What is needed: Can you restate the records below word for word?

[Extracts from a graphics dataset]

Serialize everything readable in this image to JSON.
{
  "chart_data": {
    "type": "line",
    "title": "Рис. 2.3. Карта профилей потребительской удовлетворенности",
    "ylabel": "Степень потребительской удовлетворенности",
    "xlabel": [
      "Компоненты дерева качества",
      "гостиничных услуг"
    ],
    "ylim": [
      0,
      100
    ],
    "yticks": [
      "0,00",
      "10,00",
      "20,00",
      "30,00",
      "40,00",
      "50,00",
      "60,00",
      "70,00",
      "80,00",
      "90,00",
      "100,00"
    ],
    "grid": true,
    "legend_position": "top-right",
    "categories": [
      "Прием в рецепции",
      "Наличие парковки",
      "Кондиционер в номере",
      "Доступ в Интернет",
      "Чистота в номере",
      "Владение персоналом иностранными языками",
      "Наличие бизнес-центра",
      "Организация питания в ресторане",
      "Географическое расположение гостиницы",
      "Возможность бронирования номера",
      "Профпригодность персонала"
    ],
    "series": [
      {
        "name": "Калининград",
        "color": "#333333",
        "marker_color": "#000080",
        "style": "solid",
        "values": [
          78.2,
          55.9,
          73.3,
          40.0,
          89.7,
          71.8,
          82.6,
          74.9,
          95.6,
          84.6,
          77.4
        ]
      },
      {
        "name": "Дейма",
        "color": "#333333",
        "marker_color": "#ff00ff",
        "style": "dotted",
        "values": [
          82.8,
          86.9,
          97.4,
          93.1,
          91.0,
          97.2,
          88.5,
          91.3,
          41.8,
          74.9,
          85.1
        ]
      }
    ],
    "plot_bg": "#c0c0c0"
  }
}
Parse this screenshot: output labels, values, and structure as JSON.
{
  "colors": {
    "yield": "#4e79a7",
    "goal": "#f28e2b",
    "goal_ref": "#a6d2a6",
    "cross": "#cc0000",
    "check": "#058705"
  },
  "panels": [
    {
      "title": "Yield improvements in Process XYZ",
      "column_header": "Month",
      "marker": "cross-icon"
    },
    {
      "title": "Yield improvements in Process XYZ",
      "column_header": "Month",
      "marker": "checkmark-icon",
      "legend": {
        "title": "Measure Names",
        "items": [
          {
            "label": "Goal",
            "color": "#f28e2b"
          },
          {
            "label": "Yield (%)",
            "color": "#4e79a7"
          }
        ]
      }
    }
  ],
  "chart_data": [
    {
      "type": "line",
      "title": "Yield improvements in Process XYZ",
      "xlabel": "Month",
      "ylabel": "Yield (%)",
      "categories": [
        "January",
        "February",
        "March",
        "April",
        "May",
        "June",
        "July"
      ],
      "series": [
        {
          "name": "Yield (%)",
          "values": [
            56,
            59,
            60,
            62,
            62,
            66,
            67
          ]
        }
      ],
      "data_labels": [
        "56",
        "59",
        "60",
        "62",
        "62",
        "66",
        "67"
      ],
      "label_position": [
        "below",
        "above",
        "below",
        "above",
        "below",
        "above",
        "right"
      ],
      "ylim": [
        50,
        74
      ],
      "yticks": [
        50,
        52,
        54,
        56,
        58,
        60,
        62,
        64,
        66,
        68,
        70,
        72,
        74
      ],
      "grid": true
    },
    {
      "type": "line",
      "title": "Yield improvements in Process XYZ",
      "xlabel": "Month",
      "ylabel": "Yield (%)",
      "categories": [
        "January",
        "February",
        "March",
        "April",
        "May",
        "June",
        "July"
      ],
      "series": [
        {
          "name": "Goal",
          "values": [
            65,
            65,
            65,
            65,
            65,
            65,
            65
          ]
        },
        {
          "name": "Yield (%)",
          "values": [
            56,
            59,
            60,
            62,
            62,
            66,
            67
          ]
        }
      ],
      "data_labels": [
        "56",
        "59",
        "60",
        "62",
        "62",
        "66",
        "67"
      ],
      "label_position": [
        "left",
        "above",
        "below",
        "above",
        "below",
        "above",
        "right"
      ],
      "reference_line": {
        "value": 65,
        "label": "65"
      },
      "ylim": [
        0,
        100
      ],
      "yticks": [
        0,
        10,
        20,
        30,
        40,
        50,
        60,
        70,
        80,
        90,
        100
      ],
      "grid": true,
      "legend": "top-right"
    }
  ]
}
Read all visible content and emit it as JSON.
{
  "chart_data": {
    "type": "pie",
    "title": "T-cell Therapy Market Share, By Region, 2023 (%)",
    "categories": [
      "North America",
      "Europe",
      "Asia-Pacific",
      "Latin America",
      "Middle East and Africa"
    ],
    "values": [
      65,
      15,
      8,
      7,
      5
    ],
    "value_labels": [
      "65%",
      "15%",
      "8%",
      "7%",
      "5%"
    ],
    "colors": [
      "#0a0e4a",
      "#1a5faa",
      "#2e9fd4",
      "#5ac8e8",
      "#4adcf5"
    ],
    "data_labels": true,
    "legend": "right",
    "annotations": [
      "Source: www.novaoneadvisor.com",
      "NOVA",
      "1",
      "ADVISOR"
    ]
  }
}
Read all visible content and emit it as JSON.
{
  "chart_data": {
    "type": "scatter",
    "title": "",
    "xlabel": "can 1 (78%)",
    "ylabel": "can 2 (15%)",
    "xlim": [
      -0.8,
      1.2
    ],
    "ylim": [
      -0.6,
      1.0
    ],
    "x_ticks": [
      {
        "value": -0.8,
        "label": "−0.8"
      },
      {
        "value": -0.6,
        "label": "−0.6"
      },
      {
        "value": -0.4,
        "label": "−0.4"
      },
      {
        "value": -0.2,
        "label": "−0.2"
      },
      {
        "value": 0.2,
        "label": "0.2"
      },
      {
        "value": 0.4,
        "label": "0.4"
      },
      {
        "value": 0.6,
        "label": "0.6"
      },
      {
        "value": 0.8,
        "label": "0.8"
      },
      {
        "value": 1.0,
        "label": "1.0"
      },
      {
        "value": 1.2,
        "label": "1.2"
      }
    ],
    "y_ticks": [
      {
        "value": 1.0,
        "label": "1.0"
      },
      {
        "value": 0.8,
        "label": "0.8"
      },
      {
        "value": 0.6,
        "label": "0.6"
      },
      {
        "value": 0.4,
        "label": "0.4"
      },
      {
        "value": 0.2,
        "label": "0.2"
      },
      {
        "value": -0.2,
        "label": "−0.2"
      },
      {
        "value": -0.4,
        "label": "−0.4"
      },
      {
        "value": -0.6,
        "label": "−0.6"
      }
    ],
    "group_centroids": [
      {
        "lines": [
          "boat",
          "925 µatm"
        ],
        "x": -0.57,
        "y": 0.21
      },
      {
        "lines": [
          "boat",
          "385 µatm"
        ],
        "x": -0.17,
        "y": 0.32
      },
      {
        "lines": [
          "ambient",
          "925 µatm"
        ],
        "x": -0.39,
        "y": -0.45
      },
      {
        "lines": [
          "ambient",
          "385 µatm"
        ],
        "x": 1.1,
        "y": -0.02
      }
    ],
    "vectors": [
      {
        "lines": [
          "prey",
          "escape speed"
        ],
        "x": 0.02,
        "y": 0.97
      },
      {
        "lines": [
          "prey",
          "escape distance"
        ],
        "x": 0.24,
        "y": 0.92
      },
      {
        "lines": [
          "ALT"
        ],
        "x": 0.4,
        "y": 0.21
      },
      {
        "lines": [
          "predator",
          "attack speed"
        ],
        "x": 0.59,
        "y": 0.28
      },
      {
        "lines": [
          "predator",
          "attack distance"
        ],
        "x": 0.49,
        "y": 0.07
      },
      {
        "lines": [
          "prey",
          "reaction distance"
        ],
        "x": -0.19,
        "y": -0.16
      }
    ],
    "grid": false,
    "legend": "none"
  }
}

Answer for the task:
Serialize everything readable in this image to JSON.
{
  "chart_data": {
    "type": "line",
    "title": "Рис. 2.3. Карта профилей потребительской удовлетворенности",
    "ylabel": "Степень потребительской удовлетворенности",
    "xlabel": [
      "Компоненты дерева качества",
      "гостиничных услуг"
    ],
    "ylim": [
      0,
      100
    ],
    "yticks": [
      "0,00",
      "10,00",
      "20,00",
      "30,00",
      "40,00",
      "50,00",
      "60,00",
      "70,00",
      "80,00",
      "90,00",
      "100,00"
    ],
    "grid": true,
    "legend_position": "top-right",
    "categories": [
      "Прием в рецепции",
      "Наличие парковки",
      "Кондиционер в номере",
      "Доступ в Интернет",
      "Чистота в номере",
      "Владение персоналом иностранными языками",
      "Наличие бизнес-центра",
      "Организация питания в ресторане",
      "Географическое расположение гостиницы",
      "Возможность бронирования номера",
      "Профпригодность персонала"
    ],
    "series": [
      {
        "name": "Калининград",
        "color": "#333333",
        "marker_color": "#000080",
        "style": "solid",
        "values": [
          78.2,
          55.9,
          73.3,
          40.0,
          89.7,
          71.8,
          82.6,
          74.9,
          95.6,
          84.6,
          77.4
        ]
      },
      {
        "name": "Дейма",
        "color": "#333333",
        "marker_color": "#ff00ff",
        "style": "dotted",
        "values": [
          82.8,
          86.9,
          97.4,
          93.1,
          91.0,
          97.2,
          88.5,
          91.3,
          41.8,
          74.9,
          85.1
        ]
      }
    ],
    "plot_bg": "#c0c0c0"
  }
}
Parse this screenshot: output labels, values, and structure as JSON.
{
  "colors": {
    "yield": "#4e79a7",
    "goal": "#f28e2b",
    "goal_ref": "#a6d2a6",
    "cross": "#cc0000",
    "check": "#058705"
  },
  "panels": [
    {
      "title": "Yield improvements in Process XYZ",
      "column_header": "Month",
      "marker": "cross-icon"
    },
    {
      "title": "Yield improvements in Process XYZ",
      "column_header": "Month",
      "marker": "checkmark-icon",
      "legend": {
        "title": "Measure Names",
        "items": [
          {
            "label": "Goal",
            "color": "#f28e2b"
          },
          {
            "label": "Yield (%)",
            "color": "#4e79a7"
          }
        ]
      }
    }
  ],
  "chart_data": [
    {
      "type": "line",
      "title": "Yield improvements in Process XYZ",
      "xlabel": "Month",
      "ylabel": "Yield (%)",
      "categories": [
        "January",
        "February",
        "March",
        "April",
        "May",
        "June",
        "July"
      ],
      "series": [
        {
          "name": "Yield (%)",
          "values": [
            56,
            59,
            60,
            62,
            62,
            66,
            67
          ]
        }
      ],
      "data_labels": [
        "56",
        "59",
        "60",
        "62",
        "62",
        "66",
        "67"
      ],
      "label_position": [
        "below",
        "above",
        "below",
        "above",
        "below",
        "above",
        "right"
      ],
      "ylim": [
        50,
        74
      ],
      "yticks": [
        50,
        52,
        54,
        56,
        58,
        60,
        62,
        64,
        66,
        68,
        70,
        72,
        74
      ],
      "grid": true
    },
    {
      "type": "line",
      "title": "Yield improvements in Process XYZ",
      "xlabel": "Month",
      "ylabel": "Yield (%)",
      "categories": [
        "January",
        "February",
        "March",
        "April",
        "May",
        "June",
        "July"
      ],
      "series": [
        {
          "name": "Goal",
          "values": [
            65,
            65,
            65,
            65,
            65,
            65,
            65
          ]
        },
        {
          "name": "Yield (%)",
          "values": [
            56,
            59,
            60,
            62,
            62,
            66,
            67
          ]
        }
      ],
      "data_labels": [
        "56",
        "59",
        "60",
        "62",
        "62",
        "66",
        "67"
      ],
      "label_position": [
        "left",
        "above",
        "below",
        "above",
        "below",
        "above",
        "right"
      ],
      "reference_line": {
        "value": 65,
        "label": "65"
      },
      "ylim": [
        0,
        100
      ],
      "yticks": [
        0,
        10,
        20,
        30,
        40,
        50,
        60,
        70,
        80,
        90,
        100
      ],
      "grid": true,
      "legend": "top-right"
    }
  ]
}
Read all visible content and emit it as JSON.
{
  "chart_data": {
    "type": "pie",
    "title": "T-cell Therapy Market Share, By Region, 2023 (%)",
    "categories": [
      "North America",
      "Europe",
      "Asia-Pacific",
      "Latin America",
      "Middle East and Africa"
    ],
    "values": [
      65,
      15,
      8,
      7,
      5
    ],
    "value_labels": [
      "65%",
      "15%",
      "8%",
      "7%",
      "5%"
    ],
    "colors": [
      "#0a0e4a",
      "#1a5faa",
      "#2e9fd4",
      "#5ac8e8",
      "#4adcf5"
    ],
    "data_labels": true,
    "legend": "right",
    "annotations": [
      "Source: www.novaoneadvisor.com",
      "NOVA",
      "1",
      "ADVISOR"
    ]
  }
}
Read all visible content and emit it as JSON.
{
  "chart_data": {
    "type": "scatter",
    "title": "",
    "xlabel": "can 1 (78%)",
    "ylabel": "can 2 (15%)",
    "xlim": [
      -0.8,
      1.2
    ],
    "ylim": [
      -0.6,
      1.0
    ],
    "x_ticks": [
      {
        "value": -0.8,
        "label": "−0.8"
      },
      {
        "value": -0.6,
        "label": "−0.6"
      },
      {
        "value": -0.4,
        "label": "−0.4"
      },
      {
        "value": -0.2,
        "label": "−0.2"
      },
      {
        "value": 0.2,
        "label": "0.2"
      },
      {
        "value": 0.4,
        "label": "0.4"
      },
      {
        "value": 0.6,
        "label": "0.6"
      },
      {
        "value": 0.8,
        "label": "0.8"
      },
      {
        "value": 1.0,
        "label": "1.0"
      },
      {
        "value": 1.2,
        "label": "1.2"
      }
    ],
    "y_ticks": [
      {
        "value": 1.0,
        "label": "1.0"
      },
      {
        "value": 0.8,
        "label": "0.8"
      },
      {
        "value": 0.6,
        "label": "0.6"
      },
      {
        "value": 0.4,
        "label": "0.4"
      },
      {
        "value": 0.2,
        "label": "0.2"
      },
      {
        "value": -0.2,
        "label": "−0.2"
      },
      {
        "value": -0.4,
        "label": "−0.4"
      },
      {
        "value": -0.6,
        "label": "−0.6"
      }
    ],
    "group_centroids": [
      {
        "lines": [
          "boat",
          "925 µatm"
        ],
        "x": -0.57,
        "y": 0.21
      },
      {
        "lines": [
          "boat",
          "385 µatm"
        ],
        "x": -0.17,
        "y": 0.32
      },
      {
        "lines": [
          "ambient",
          "925 µatm"
        ],
        "x": -0.39,
        "y": -0.45
      },
      {
        "lines": [
          "ambient",
          "385 µatm"
        ],
        "x": 1.1,
        "y": -0.02
      }
    ],
    "vectors": [
      {
        "lines": [
          "prey",
          "escape speed"
        ],
        "x": 0.02,
        "y": 0.97
      },
      {
        "lines": [
          "prey",
          "escape distance"
        ],
        "x": 0.24,
        "y": 0.92
      },
      {
        "lines": [
          "ALT"
        ],
        "x": 0.4,
        "y": 0.21
      },
      {
        "lines": [
          "predator",
          "attack speed"
        ],
        "x": 0.59,
        "y": 0.28
      },
      {
        "lines": [
          "predator",
          "attack distance"
        ],
        "x": 0.49,
        "y": 0.07
      },
      {
        "lines": [
          "prey",
          "reaction distance"
        ],
        "x": -0.19,
        "y": -0.16
      }
    ],
    "grid": false,
    "legend": "none"
  }
}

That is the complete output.